What you are asked to do: How many lines in the listing below include the word "Zinc"? Reply with the count alone.
────────────────
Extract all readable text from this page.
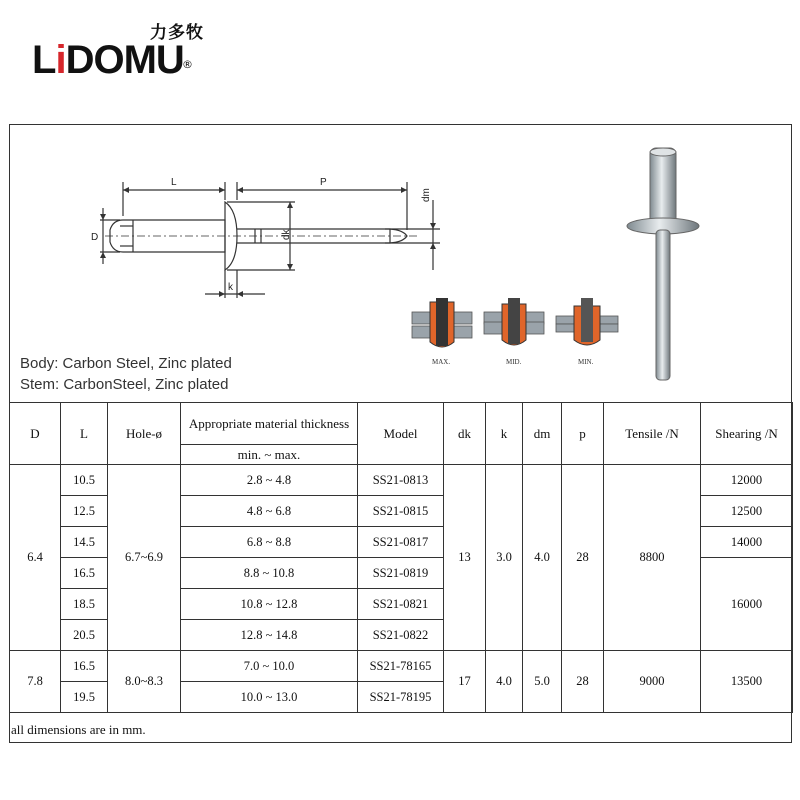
力多牧
LiDOMU
®
L	P
D	dk
dm
k
MAX.	MID.	MIN.
Body: Carbon Steel, Zinc plated
Stem: CarbonSteel, Zinc plated
D	L	Hole-ø	Appropriate material thickness	Model	dk	k	dm	p	Tensile /N	Shearing /N
			min. ~ max.							
6.4	10.5	6.7~6.9	2.8 ~ 4.8	SS21-0813	13	3.0	4.0	28	8800	12000
	12.5		4.8 ~ 6.8	SS21-0815						12500
	14.5		6.8 ~ 8.8	SS21-0817						14000
	16.5		8.8 ~ 10.8	SS21-0819						16000
	18.5		10.8 ~ 12.8	SS21-0821						
	20.5		12.8 ~ 14.8	SS21-0822						
7.8	16.5	8.0~8.3	7.0 ~ 10.0	SS21-78165	17	4.0	5.0	28	9000	13500
	19.5		10.0 ~ 13.0	SS21-78195						
all dimensions are in mm.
────────────────
Output of the task: 2